*Written instruction*. Copy out the listing that follows, exactly, without its pictures.

*Given data*.
____________

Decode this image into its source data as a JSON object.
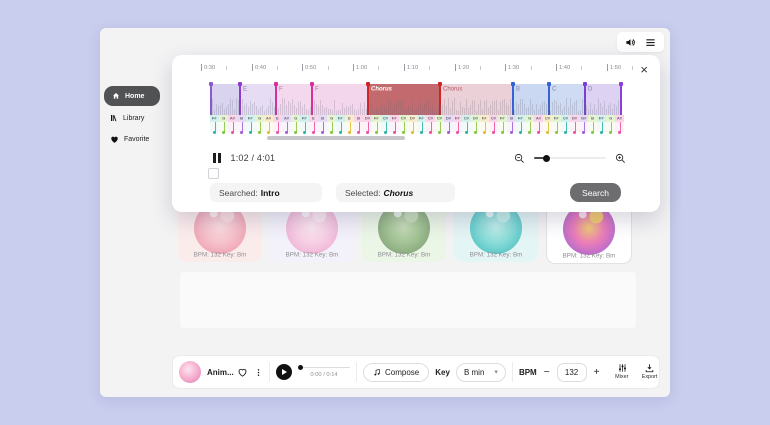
{
  "sidebar": {
    "items": [
      {
        "label": "Home",
        "active": true
      },
      {
        "label": "Library",
        "active": false
      },
      {
        "label": "Favorite",
        "active": false
      }
    ]
  },
  "modal": {
    "ruler_labels": [
      "0:30",
      "0:40",
      "0:50",
      "1:00",
      "1:10",
      "1:20",
      "1:30",
      "1:40",
      "1:50"
    ],
    "sections": [
      {
        "label": "",
        "width": 29,
        "bg": "#d9d3f0",
        "pin": "#8a5ad0",
        "fg": "#8a82a8",
        "bold": false,
        "italic": false
      },
      {
        "label": "E",
        "width": 36,
        "bg": "#e6dcf4",
        "pin": "#9239cf",
        "fg": "#8c80a5",
        "bold": false,
        "italic": false
      },
      {
        "label": "F",
        "width": 36,
        "bg": "#f4d8ed",
        "pin": "#d8309b",
        "fg": "#a07e97",
        "bold": false,
        "italic": false
      },
      {
        "label": "F",
        "width": 56,
        "bg": "#f3d6ec",
        "pin": "#d8309b",
        "fg": "#a07e97",
        "bold": false,
        "italic": false
      },
      {
        "label": "Chorus",
        "width": 72,
        "bg": "#c36a6e",
        "pin": "#cc2626",
        "fg": "#ffffff",
        "bold": true,
        "italic": true
      },
      {
        "label": "Chorus",
        "width": 73,
        "bg": "#ecd0d7",
        "pin": "#cc2626",
        "fg": "#b4565e",
        "bold": false,
        "italic": false
      },
      {
        "label": "B",
        "width": 36,
        "bg": "#cbd8f2",
        "pin": "#3562d6",
        "fg": "#7e8ab0",
        "bold": false,
        "italic": false
      },
      {
        "label": "C",
        "width": 36,
        "bg": "#cfdaf3",
        "pin": "#3562d6",
        "fg": "#7e8ab0",
        "bold": false,
        "italic": false
      },
      {
        "label": "D",
        "width": 37,
        "bg": "#ddd2f2",
        "pin": "#7a3fd4",
        "fg": "#8a7cae",
        "bold": false,
        "italic": false
      }
    ],
    "end_pin_color": "#8a3fd8",
    "notes": {
      "palette": [
        {
          "bg": "#d2f0ec",
          "fg": "#2bb3a3"
        },
        {
          "bg": "#e4f3d0",
          "fg": "#84c53e"
        },
        {
          "bg": "#fad4e8",
          "fg": "#ee4e9e"
        },
        {
          "bg": "#e6daf4",
          "fg": "#9c5ed8"
        },
        {
          "bg": "#f7edcb",
          "fg": "#e0ba32"
        }
      ],
      "items": [
        [
          "F#",
          0
        ],
        [
          "G",
          1
        ],
        [
          "A#",
          2
        ],
        [
          "B",
          3
        ],
        [
          "F#",
          0
        ],
        [
          "G",
          1
        ],
        [
          "A#",
          4
        ],
        [
          "E",
          2
        ],
        [
          "A#",
          3
        ],
        [
          "G",
          1
        ],
        [
          "F#",
          0
        ],
        [
          "E",
          2
        ],
        [
          "B",
          3
        ],
        [
          "G",
          1
        ],
        [
          "F#",
          0
        ],
        [
          "E",
          4
        ],
        [
          "B",
          2
        ],
        [
          "D#",
          2
        ],
        [
          "F#",
          1
        ],
        [
          "C#",
          0
        ],
        [
          "F#",
          2
        ],
        [
          "C#",
          1
        ],
        [
          "D#",
          4
        ],
        [
          "F#",
          0
        ],
        [
          "C#",
          2
        ],
        [
          "C#",
          1
        ],
        [
          "D#",
          3
        ],
        [
          "F#",
          2
        ],
        [
          "C#",
          0
        ],
        [
          "D#",
          1
        ],
        [
          "F#",
          4
        ],
        [
          "C#",
          2
        ],
        [
          "F#",
          1
        ],
        [
          "B",
          3
        ],
        [
          "F#",
          0
        ],
        [
          "G",
          1
        ],
        [
          "A#",
          2
        ],
        [
          "C#",
          4
        ],
        [
          "F#",
          1
        ],
        [
          "C#",
          0
        ],
        [
          "D#",
          2
        ],
        [
          "G#",
          3
        ],
        [
          "B",
          1
        ],
        [
          "F#",
          0
        ],
        [
          "G",
          1
        ],
        [
          "A#",
          2
        ]
      ]
    },
    "time_display": "1:02 / 4:01",
    "searched_label": "Searched:",
    "searched_value": "Intro",
    "selected_label": "Selected:",
    "selected_value": "Chorus",
    "search_button": "Search"
  },
  "cards": [
    {
      "bpm_key": "BPM: 132 Key: Bm",
      "bg": "#fbecec",
      "selected": false,
      "circle": [
        "#efa3b4",
        "#f6c2cb",
        "#fbdde1"
      ]
    },
    {
      "bpm_key": "BPM: 132 Key: Bm",
      "bg": "#f3f1fa",
      "selected": false,
      "circle": [
        "#f0b4d6",
        "#f7d0e5",
        "#fce8f1"
      ]
    },
    {
      "bpm_key": "BPM: 132 Key: Bm",
      "bg": "#ecf6e7",
      "selected": false,
      "circle": [
        "#87a87c",
        "#a4c496",
        "#c8ddba"
      ]
    },
    {
      "bpm_key": "BPM: 132 Key: Bm",
      "bg": "#e4f5f5",
      "selected": false,
      "circle": [
        "#56c6c6",
        "#8bdcd8",
        "#c2eeea"
      ]
    },
    {
      "bpm_key": "BPM: 132 Key: Bm",
      "bg": "#ffffff",
      "selected": true,
      "circle": [
        "#b06ace",
        "#ea7cba",
        "#f2ca74"
      ]
    }
  ],
  "player": {
    "track_title": "Anim...",
    "time": "0:00 / 0:14",
    "compose_label": "Compose",
    "key_label": "Key",
    "key_value": "B min",
    "bpm_label": "BPM",
    "bpm_minus": "−",
    "bpm_value": "132",
    "bpm_plus": "+",
    "mixer_label": "Mixer",
    "export_label": "Export"
  }
}
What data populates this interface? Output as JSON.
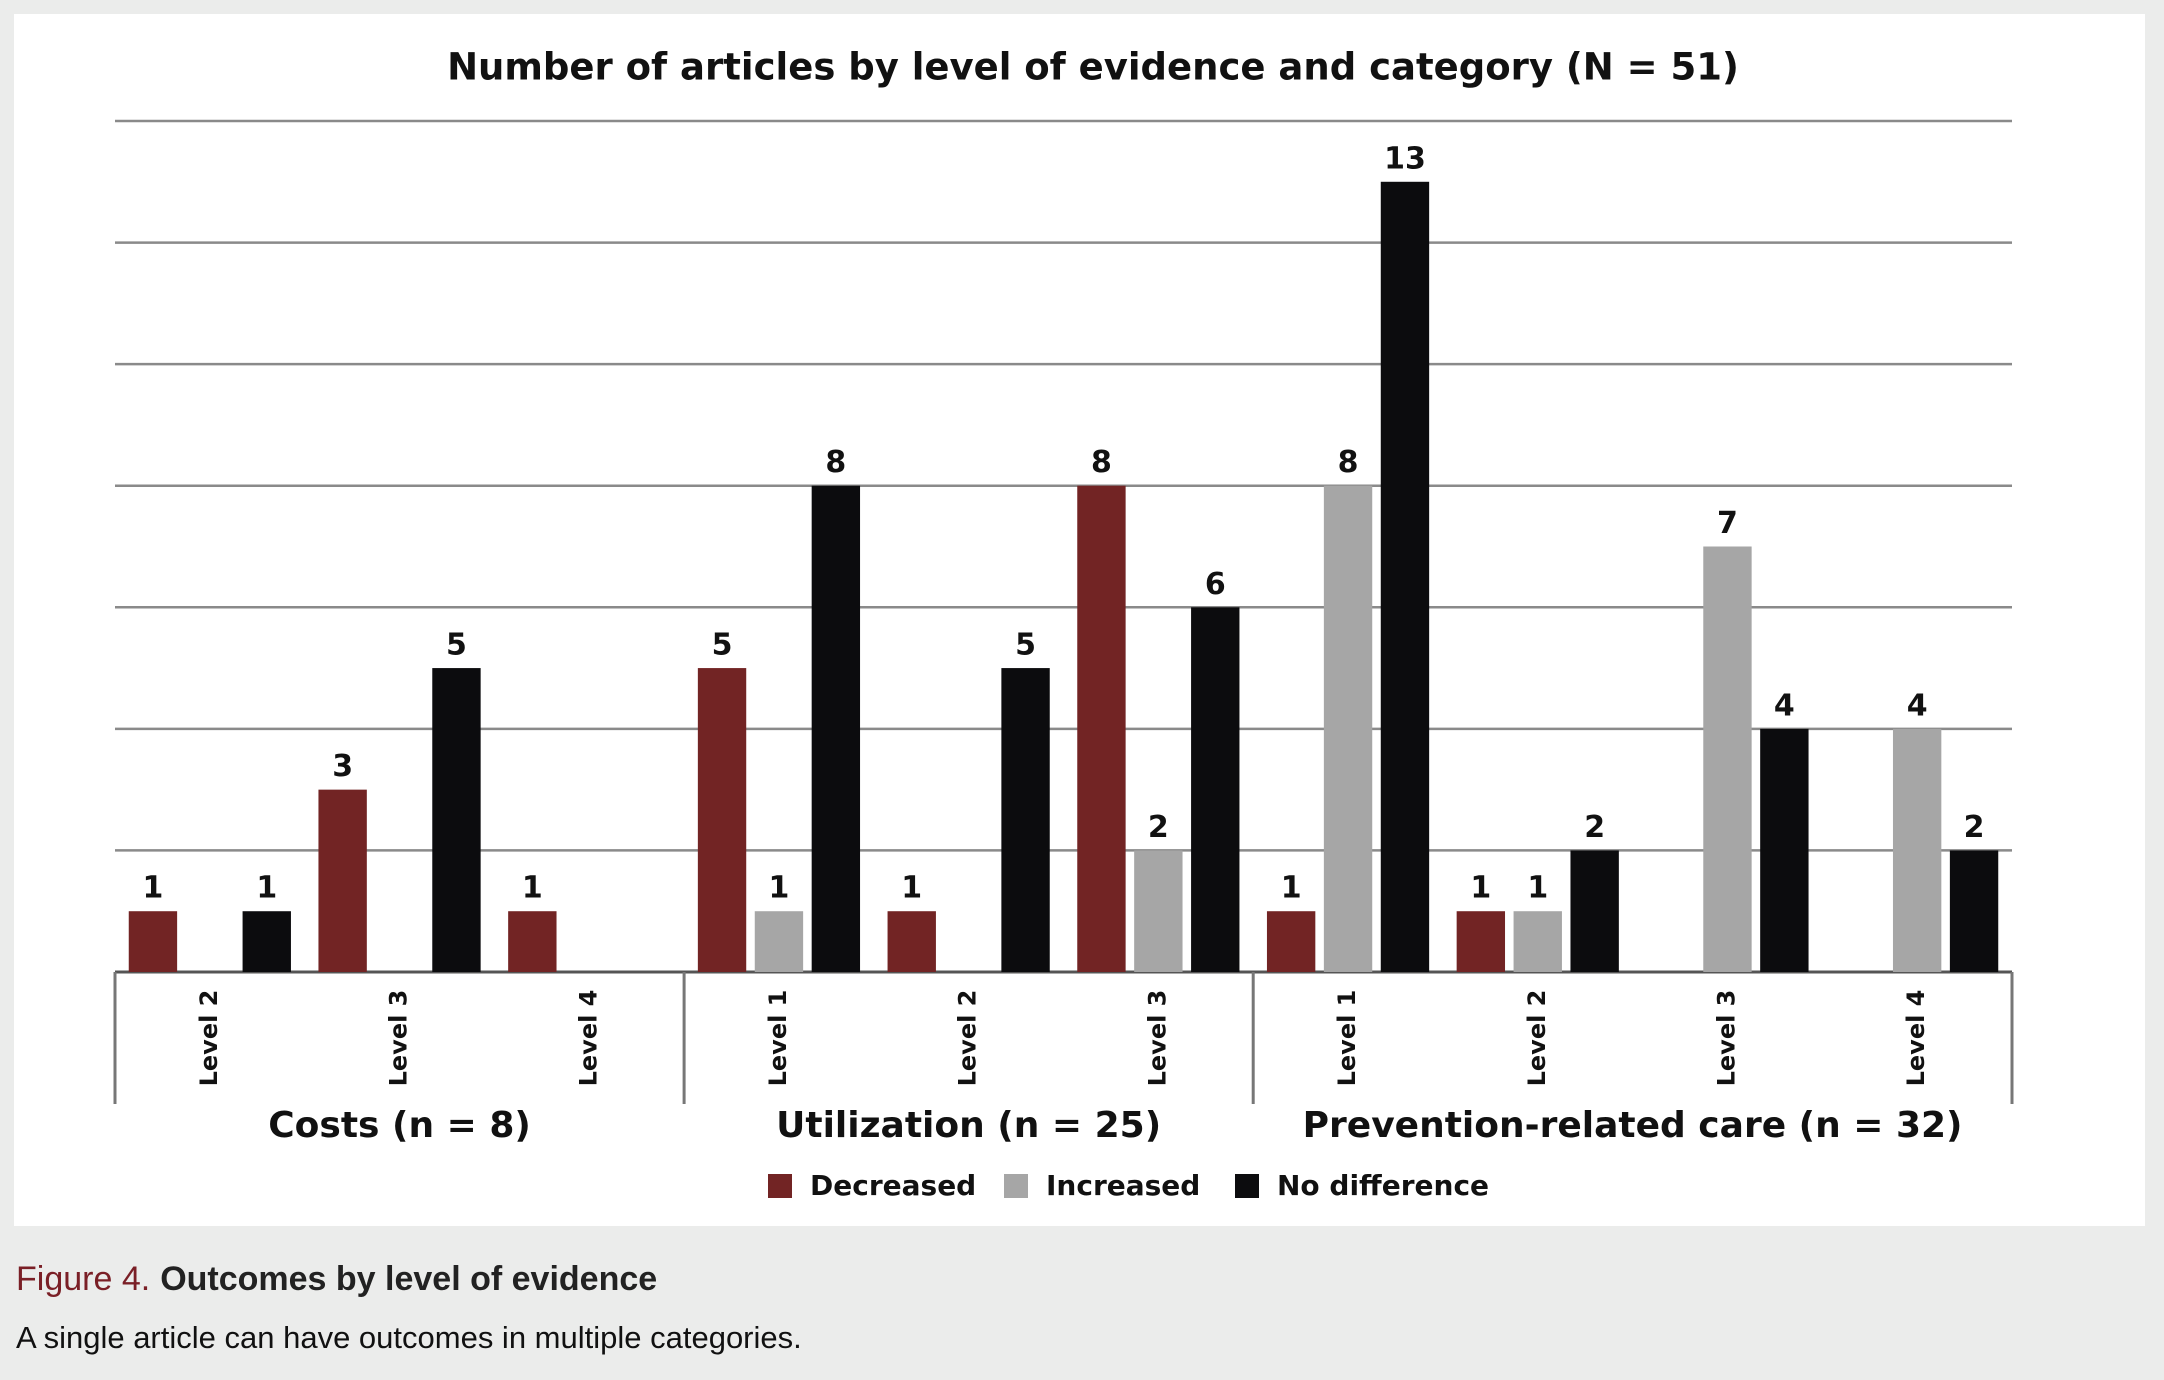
{
  "chart_data": {
    "type": "bar",
    "title": "Number of articles by level of evidence and category (N = 51)",
    "groups": [
      {
        "name": "Costs (n = 8)",
        "categories": [
          "Level 2",
          "Level 3",
          "Level 4"
        ]
      },
      {
        "name": "Utilization (n = 25)",
        "categories": [
          "Level 1",
          "Level 2",
          "Level 3"
        ]
      },
      {
        "name": "Prevention-related care (n = 32)",
        "categories": [
          "Level 1",
          "Level 2",
          "Level 3",
          "Level 4"
        ]
      }
    ],
    "series": [
      {
        "name": "Decreased",
        "color": "#722424",
        "values": [
          1,
          3,
          1,
          5,
          1,
          8,
          1,
          1,
          null,
          null
        ]
      },
      {
        "name": "Increased",
        "color": "#a6a6a6",
        "values": [
          null,
          null,
          null,
          1,
          null,
          2,
          8,
          1,
          7,
          4
        ]
      },
      {
        "name": "No difference",
        "color": "#0c0c0e",
        "values": [
          1,
          5,
          null,
          8,
          5,
          6,
          13,
          2,
          4,
          2
        ]
      }
    ],
    "ylim": [
      0,
      14
    ],
    "yticks": [
      0,
      2,
      4,
      6,
      8,
      10,
      12,
      14
    ],
    "grid": true,
    "legend": "bottom"
  },
  "figure": {
    "label": "Figure 4.",
    "title": "Outcomes by level of evidence",
    "note": "A single article can have outcomes in multiple categories."
  }
}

____________

*Solution to this task*.
Decode this image into its source data as a JSON object.
{
  "sidebar": {
    "items": [
      {
        "label": "Home",
        "active": true
      },
      {
        "label": "Library",
        "active": false
      },
      {
        "label": "Favorite",
        "active": false
      }
    ]
  },
  "modal": {
    "ruler_labels": [
      "0:30",
      "0:40",
      "0:50",
      "1:00",
      "1:10",
      "1:20",
      "1:30",
      "1:40",
      "1:50"
    ],
    "sections": [
      {
        "label": "",
        "width": 29,
        "bg": "#d9d3f0",
        "pin": "#8a5ad0",
        "fg": "#8a82a8",
        "bold": false,
        "italic": false
      },
      {
        "label": "E",
        "width": 36,
        "bg": "#e6dcf4",
        "pin": "#9239cf",
        "fg": "#8c80a5",
        "bold": false,
        "italic": false
      },
      {
        "label": "F",
        "width": 36,
        "bg": "#f4d8ed",
        "pin": "#d8309b",
        "fg": "#a07e97",
        "bold": false,
        "italic": false
      },
      {
        "label": "F",
        "width": 56,
        "bg": "#f3d6ec",
        "pin": "#d8309b",
        "fg": "#a07e97",
        "bold": false,
        "italic": false
      },
      {
        "label": "Chorus",
        "width": 72,
        "bg": "#c36a6e",
        "pin": "#cc2626",
        "fg": "#ffffff",
        "bold": true,
        "italic": true
      },
      {
        "label": "Chorus",
        "width": 73,
        "bg": "#ecd0d7",
        "pin": "#cc2626",
        "fg": "#b4565e",
        "bold": false,
        "italic": false
      },
      {
        "label": "B",
        "width": 36,
        "bg": "#cbd8f2",
        "pin": "#3562d6",
        "fg": "#7e8ab0",
        "bold": false,
        "italic": false
      },
      {
        "label": "C",
        "width": 36,
        "bg": "#cfdaf3",
        "pin": "#3562d6",
        "fg": "#7e8ab0",
        "bold": false,
        "italic": false
      },
      {
        "label": "D",
        "width": 37,
        "bg": "#ddd2f2",
        "pin": "#7a3fd4",
        "fg": "#8a7cae",
        "bold": false,
        "italic": false
      }
    ],
    "end_pin_color": "#8a3fd8",
    "notes": {
      "palette": [
        {
          "bg": "#d2f0ec",
          "fg": "#2bb3a3"
        },
        {
          "bg": "#e4f3d0",
          "fg": "#84c53e"
        },
        {
          "bg": "#fad4e8",
          "fg": "#ee4e9e"
        },
        {
          "bg": "#e6daf4",
          "fg": "#9c5ed8"
        },
        {
          "bg": "#f7edcb",
          "fg": "#e0ba32"
        }
      ],
      "items": [
        [
          "F#",
          0
        ],
        [
          "G",
          1
        ],
        [
          "A#",
          2
        ],
        [
          "B",
          3
        ],
        [
          "F#",
          0
        ],
        [
          "G",
          1
        ],
        [
          "A#",
          4
        ],
        [
          "E",
          2
        ],
        [
          "A#",
          3
        ],
        [
          "G",
          1
        ],
        [
          "F#",
          0
        ],
        [
          "E",
          2
        ],
        [
          "B",
          3
        ],
        [
          "G",
          1
        ],
        [
          "F#",
          0
        ],
        [
          "E",
          4
        ],
        [
          "B",
          2
        ],
        [
          "D#",
          2
        ],
        [
          "F#",
          1
        ],
        [
          "C#",
          0
        ],
        [
          "F#",
          2
        ],
        [
          "C#",
          1
        ],
        [
          "D#",
          4
        ],
        [
          "F#",
          0
        ],
        [
          "C#",
          2
        ],
        [
          "C#",
          1
        ],
        [
          "D#",
          3
        ],
        [
          "F#",
          2
        ],
        [
          "C#",
          0
        ],
        [
          "D#",
          1
        ],
        [
          "F#",
          4
        ],
        [
          "C#",
          2
        ],
        [
          "F#",
          1
        ],
        [
          "B",
          3
        ],
        [
          "F#",
          0
        ],
        [
          "G",
          1
        ],
        [
          "A#",
          2
        ],
        [
          "C#",
          4
        ],
        [
          "F#",
          1
        ],
        [
          "C#",
          0
        ],
        [
          "D#",
          2
        ],
        [
          "G#",
          3
        ],
        [
          "B",
          1
        ],
        [
          "F#",
          0
        ],
        [
          "G",
          1
        ],
        [
          "A#",
          2
        ]
      ]
    },
    "time_display": "1:02 / 4:01",
    "searched_label": "Searched:",
    "searched_value": "Intro",
    "selected_label": "Selected:",
    "selected_value": "Chorus",
    "search_button": "Search"
  },
  "cards": [
    {
      "bpm_key": "BPM: 132 Key: Bm",
      "bg": "#fbecec",
      "selected": false,
      "circle": [
        "#efa3b4",
        "#f6c2cb",
        "#fbdde1"
      ]
    },
    {
      "bpm_key": "BPM: 132 Key: Bm",
      "bg": "#f3f1fa",
      "selected": false,
      "circle": [
        "#f0b4d6",
        "#f7d0e5",
        "#fce8f1"
      ]
    },
    {
      "bpm_key": "BPM: 132 Key: Bm",
      "bg": "#ecf6e7",
      "selected": false,
      "circle": [
        "#87a87c",
        "#a4c496",
        "#c8ddba"
      ]
    },
    {
      "bpm_key": "BPM: 132 Key: Bm",
      "bg": "#e4f5f5",
      "selected": false,
      "circle": [
        "#56c6c6",
        "#8bdcd8",
        "#c2eeea"
      ]
    },
    {
      "bpm_key": "BPM: 132 Key: Bm",
      "bg": "#ffffff",
      "selected": true,
      "circle": [
        "#b06ace",
        "#ea7cba",
        "#f2ca74"
      ]
    }
  ],
  "player": {
    "track_title": "Anim...",
    "time": "0:00 / 0:14",
    "compose_label": "Compose",
    "key_label": "Key",
    "key_value": "B min",
    "bpm_label": "BPM",
    "bpm_minus": "−",
    "bpm_value": "132",
    "bpm_plus": "+",
    "mixer_label": "Mixer",
    "export_label": "Export"
  }
}
What data populates this interface? Output as JSON.
{
  "chart_data": {
    "type": "bar",
    "title": "Number of articles by level of evidence and category (N = 51)",
    "groups": [
      {
        "name": "Costs (n = 8)",
        "categories": [
          "Level 2",
          "Level 3",
          "Level 4"
        ]
      },
      {
        "name": "Utilization (n = 25)",
        "categories": [
          "Level 1",
          "Level 2",
          "Level 3"
        ]
      },
      {
        "name": "Prevention-related care (n = 32)",
        "categories": [
          "Level 1",
          "Level 2",
          "Level 3",
          "Level 4"
        ]
      }
    ],
    "series": [
      {
        "name": "Decreased",
        "color": "#722424",
        "values": [
          1,
          3,
          1,
          5,
          1,
          8,
          1,
          1,
          null,
          null
        ]
      },
      {
        "name": "Increased",
        "color": "#a6a6a6",
        "values": [
          null,
          null,
          null,
          1,
          null,
          2,
          8,
          1,
          7,
          4
        ]
      },
      {
        "name": "No difference",
        "color": "#0c0c0e",
        "values": [
          1,
          5,
          null,
          8,
          5,
          6,
          13,
          2,
          4,
          2
        ]
      }
    ],
    "ylim": [
      0,
      14
    ],
    "yticks": [
      0,
      2,
      4,
      6,
      8,
      10,
      12,
      14
    ],
    "grid": true,
    "legend": "bottom"
  },
  "figure": {
    "label": "Figure 4.",
    "title": "Outcomes by level of evidence",
    "note": "A single article can have outcomes in multiple categories."
  }
}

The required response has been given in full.